* Given entries

==*==

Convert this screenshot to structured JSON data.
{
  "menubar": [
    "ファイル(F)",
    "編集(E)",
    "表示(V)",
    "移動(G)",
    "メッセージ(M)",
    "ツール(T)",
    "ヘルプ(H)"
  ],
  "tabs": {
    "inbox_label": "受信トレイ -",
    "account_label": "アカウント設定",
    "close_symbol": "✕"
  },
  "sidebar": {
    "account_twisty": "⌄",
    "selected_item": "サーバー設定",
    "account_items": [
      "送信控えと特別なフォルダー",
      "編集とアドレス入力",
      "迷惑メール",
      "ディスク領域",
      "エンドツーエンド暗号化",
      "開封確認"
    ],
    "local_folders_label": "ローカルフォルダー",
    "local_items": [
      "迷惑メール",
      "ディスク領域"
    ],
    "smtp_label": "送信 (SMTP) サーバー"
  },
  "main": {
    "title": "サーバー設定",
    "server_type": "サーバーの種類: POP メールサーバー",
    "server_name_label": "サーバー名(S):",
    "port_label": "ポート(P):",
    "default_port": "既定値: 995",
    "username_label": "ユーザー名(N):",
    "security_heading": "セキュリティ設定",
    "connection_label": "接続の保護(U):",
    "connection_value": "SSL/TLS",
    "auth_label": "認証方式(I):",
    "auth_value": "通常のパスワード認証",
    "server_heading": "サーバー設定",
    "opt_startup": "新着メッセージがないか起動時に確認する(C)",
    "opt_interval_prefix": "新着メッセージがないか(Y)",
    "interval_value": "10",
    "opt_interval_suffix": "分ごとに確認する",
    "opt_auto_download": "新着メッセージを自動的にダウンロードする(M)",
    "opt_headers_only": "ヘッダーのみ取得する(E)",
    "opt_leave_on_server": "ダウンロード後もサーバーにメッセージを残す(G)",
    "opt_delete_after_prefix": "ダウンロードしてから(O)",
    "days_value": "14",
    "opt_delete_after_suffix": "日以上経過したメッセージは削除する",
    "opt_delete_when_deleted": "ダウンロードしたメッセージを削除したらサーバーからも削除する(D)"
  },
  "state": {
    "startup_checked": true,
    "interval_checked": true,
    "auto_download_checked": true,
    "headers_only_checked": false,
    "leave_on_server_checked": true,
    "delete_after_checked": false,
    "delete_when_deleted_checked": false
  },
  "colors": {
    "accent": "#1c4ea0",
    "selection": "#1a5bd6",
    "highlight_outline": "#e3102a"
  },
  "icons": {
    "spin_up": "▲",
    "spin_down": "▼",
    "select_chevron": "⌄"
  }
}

==*==

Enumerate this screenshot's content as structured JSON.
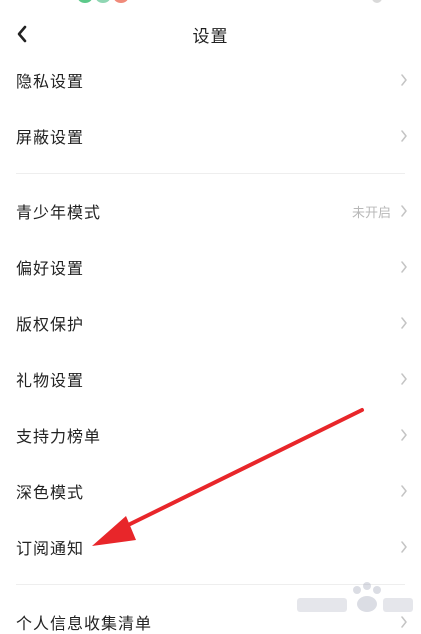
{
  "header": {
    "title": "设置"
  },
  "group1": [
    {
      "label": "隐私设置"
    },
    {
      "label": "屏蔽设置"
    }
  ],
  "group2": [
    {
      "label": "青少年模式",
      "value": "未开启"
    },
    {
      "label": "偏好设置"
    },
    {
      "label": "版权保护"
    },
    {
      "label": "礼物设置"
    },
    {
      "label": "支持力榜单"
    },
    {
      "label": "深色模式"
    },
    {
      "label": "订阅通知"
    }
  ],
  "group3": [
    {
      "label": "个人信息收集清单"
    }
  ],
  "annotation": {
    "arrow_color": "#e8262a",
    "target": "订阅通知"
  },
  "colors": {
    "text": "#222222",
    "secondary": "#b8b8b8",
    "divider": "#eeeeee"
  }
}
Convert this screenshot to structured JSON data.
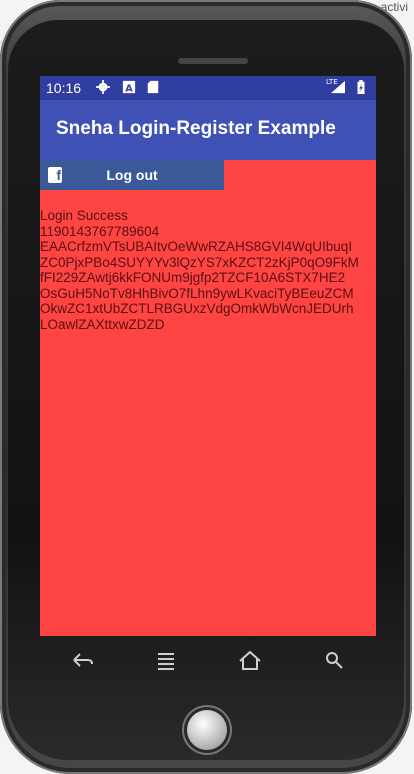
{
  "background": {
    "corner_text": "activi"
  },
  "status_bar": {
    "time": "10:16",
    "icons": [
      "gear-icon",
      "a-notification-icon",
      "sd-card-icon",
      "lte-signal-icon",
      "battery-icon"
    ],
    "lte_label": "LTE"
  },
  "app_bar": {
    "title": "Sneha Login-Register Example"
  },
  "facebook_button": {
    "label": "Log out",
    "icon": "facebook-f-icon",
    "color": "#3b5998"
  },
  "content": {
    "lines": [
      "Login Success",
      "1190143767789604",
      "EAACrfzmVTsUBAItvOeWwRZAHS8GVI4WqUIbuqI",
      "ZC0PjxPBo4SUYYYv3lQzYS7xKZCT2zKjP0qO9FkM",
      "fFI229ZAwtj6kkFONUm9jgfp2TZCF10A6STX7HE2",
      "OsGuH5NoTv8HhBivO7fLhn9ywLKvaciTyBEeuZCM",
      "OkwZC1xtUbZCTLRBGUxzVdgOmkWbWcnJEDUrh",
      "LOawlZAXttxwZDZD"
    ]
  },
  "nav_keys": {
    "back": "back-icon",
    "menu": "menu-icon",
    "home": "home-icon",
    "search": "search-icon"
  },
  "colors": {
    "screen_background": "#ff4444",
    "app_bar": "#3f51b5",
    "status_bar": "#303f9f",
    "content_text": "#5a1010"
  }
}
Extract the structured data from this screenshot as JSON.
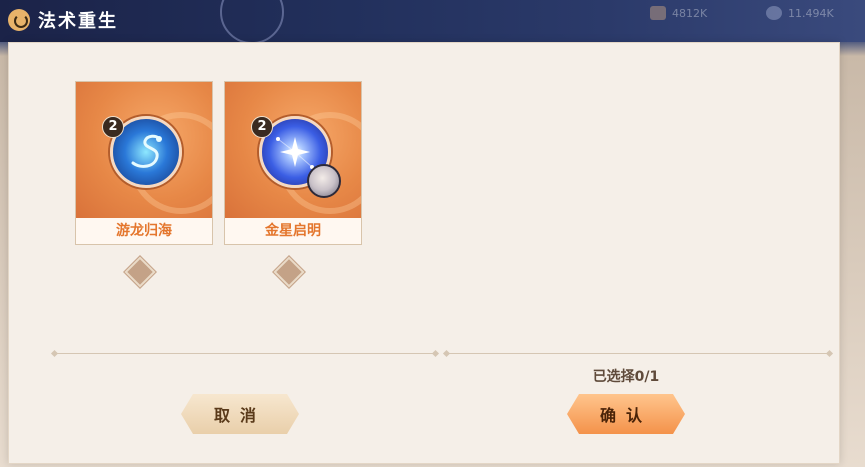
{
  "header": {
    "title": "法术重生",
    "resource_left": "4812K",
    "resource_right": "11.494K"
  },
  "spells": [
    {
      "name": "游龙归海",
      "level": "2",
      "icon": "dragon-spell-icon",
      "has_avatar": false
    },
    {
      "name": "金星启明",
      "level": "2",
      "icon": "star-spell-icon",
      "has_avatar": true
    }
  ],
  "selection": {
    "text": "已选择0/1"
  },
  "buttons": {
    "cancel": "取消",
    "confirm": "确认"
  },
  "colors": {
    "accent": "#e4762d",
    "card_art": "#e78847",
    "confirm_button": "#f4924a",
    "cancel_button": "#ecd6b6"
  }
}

==*==

Filter lines by "structured" and return each hit.

Convert this screenshot to structured JSON data.
Enumerate this screenshot's content as structured JSON.
Convert this screenshot to structured JSON data.
Extract the structured data from this screenshot as JSON.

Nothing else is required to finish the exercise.